Dataset rows
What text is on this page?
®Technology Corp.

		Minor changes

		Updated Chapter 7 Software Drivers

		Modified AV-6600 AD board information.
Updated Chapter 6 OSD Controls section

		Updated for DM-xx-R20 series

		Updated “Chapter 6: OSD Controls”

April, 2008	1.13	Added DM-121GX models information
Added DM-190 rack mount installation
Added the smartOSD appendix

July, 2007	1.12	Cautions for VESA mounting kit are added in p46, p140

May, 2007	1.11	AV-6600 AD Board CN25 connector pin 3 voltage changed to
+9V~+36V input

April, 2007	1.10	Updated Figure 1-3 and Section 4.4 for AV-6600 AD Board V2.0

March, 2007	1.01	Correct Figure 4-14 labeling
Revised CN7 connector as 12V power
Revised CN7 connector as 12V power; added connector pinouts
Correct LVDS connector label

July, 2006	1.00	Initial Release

**Task brief**
From the listing above, extract all records word for word.

**Solution**
What text is on this page?
®Technology Corp.

		Minor changes

		Updated Chapter 7 Software Drivers

		Modified AV-6600 AD board information.
Updated Chapter 6 OSD Controls section

		Updated for DM-xx-R20 series

		Updated “Chapter 6: OSD Controls”

April, 2008	1.13	Added DM-121GX models information
Added DM-190 rack mount installation
Added the smartOSD appendix

July, 2007	1.12	Cautions for VESA mounting kit are added in p46, p140

May, 2007	1.11	AV-6600 AD Board CN25 connector pin 3 voltage changed to
+9V~+36V input

April, 2007	1.10	Updated Figure 1-3 and Section 4.4 for AV-6600 AD Board V2.0

March, 2007	1.01	Correct Figure 4-14 labeling
Revised CN7 connector as 12V power
Revised CN7 connector as 12V power; added connector pinouts
Correct LVDS connector label

July, 2006	1.00	Initial Release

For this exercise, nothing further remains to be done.